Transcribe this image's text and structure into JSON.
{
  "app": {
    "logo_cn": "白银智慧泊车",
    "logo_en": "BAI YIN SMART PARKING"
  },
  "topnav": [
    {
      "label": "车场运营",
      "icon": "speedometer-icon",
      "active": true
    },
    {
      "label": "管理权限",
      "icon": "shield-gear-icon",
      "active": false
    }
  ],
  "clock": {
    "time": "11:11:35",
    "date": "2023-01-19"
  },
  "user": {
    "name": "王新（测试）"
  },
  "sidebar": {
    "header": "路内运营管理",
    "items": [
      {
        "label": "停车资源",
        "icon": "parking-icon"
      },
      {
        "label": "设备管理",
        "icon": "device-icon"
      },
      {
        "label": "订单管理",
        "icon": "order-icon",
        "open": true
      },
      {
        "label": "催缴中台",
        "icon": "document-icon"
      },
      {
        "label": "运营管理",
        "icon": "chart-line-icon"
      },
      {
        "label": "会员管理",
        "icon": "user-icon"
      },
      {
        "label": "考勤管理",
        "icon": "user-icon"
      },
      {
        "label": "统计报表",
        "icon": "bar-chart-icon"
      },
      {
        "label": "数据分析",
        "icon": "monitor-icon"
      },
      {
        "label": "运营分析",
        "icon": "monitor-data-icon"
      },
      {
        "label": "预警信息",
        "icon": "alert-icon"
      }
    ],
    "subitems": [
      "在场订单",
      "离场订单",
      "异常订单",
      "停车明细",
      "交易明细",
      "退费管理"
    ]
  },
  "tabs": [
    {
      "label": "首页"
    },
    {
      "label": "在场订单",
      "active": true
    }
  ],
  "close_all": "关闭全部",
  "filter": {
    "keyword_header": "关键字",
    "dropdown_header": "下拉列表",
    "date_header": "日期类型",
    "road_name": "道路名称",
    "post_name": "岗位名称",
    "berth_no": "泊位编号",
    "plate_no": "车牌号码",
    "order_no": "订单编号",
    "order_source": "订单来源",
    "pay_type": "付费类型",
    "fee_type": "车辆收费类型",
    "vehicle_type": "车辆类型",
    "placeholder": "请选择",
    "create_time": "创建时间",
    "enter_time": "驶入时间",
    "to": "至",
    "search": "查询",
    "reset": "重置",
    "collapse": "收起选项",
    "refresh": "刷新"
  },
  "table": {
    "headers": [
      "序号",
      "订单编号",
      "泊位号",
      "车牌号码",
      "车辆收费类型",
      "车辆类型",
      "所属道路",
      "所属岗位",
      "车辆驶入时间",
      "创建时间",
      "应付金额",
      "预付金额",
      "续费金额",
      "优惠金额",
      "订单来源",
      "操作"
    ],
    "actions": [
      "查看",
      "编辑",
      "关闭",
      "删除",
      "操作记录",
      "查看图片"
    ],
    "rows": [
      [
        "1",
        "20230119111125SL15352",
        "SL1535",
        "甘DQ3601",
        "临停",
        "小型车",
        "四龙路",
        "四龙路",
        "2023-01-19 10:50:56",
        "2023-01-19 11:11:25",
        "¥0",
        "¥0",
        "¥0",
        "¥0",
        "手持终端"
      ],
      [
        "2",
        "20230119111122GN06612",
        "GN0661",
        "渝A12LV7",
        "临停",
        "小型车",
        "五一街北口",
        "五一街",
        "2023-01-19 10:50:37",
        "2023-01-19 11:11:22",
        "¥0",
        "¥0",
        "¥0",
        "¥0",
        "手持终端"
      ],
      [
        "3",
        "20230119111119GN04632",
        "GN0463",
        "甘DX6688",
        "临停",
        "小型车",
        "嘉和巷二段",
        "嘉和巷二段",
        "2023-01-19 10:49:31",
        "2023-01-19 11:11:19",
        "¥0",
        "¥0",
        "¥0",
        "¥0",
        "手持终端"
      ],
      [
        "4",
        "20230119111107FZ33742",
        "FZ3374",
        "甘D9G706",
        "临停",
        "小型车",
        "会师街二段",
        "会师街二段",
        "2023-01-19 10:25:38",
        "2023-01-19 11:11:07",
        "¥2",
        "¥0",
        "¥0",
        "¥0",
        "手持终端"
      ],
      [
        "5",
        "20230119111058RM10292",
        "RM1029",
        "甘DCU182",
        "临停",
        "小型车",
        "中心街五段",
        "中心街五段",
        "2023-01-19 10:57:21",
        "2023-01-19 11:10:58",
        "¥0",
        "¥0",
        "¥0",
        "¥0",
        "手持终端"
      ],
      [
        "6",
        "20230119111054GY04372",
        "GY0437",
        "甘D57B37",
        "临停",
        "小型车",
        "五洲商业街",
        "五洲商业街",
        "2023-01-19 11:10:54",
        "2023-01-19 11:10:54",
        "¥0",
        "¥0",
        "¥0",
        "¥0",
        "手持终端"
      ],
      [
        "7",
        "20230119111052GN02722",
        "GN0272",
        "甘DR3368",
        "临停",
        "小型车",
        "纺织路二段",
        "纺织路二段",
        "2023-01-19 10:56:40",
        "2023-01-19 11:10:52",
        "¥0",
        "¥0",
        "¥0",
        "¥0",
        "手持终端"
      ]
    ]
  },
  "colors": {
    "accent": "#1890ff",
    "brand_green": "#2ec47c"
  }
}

● ● ● ● ● ● ●

-- WHAT TO PRODUCE --
Which lines include the word "monitor"? Copy every one of them.

-- TASK ANSWER --
        "icon": "monitor-icon"
        "icon": "monitor-data-icon"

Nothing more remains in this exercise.